**WORK TO COMPLETE:** Across all the lines below, how many contain the string "fill"? Please reply with the number only.

**EXCERPTED DATA:**

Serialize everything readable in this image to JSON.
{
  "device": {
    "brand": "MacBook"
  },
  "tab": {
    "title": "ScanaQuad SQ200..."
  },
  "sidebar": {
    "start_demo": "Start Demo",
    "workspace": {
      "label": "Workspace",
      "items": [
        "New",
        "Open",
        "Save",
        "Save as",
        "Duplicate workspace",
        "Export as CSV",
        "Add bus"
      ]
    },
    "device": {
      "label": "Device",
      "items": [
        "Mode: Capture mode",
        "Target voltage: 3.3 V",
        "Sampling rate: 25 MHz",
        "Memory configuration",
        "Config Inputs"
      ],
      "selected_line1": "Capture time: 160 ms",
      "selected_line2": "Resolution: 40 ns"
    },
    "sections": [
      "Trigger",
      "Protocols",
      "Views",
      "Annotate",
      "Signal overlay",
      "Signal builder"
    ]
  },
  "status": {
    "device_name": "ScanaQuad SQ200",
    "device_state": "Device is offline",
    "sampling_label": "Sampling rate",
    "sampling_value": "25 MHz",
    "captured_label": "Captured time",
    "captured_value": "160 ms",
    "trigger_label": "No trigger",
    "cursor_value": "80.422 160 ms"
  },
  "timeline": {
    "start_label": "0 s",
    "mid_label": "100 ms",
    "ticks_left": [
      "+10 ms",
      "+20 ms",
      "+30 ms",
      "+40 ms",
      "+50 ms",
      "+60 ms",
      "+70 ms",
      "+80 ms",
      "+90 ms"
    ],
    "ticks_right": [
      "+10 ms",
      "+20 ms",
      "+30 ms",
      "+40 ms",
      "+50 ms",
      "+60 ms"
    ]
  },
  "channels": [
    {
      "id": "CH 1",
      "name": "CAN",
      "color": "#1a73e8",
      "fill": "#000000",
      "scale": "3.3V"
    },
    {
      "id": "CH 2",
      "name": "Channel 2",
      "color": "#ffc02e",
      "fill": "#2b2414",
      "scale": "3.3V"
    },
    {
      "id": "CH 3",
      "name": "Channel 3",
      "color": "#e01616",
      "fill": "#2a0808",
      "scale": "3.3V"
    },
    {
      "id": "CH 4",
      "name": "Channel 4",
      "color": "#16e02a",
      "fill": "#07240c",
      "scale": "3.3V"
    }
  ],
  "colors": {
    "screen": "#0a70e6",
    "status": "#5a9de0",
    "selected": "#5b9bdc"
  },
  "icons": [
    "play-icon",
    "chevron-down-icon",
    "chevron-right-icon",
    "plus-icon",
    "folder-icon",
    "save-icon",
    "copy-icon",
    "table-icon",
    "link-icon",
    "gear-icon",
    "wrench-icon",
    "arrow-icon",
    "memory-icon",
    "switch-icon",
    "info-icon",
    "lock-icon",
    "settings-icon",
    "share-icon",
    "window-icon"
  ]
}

**IN RESPONSE:** 4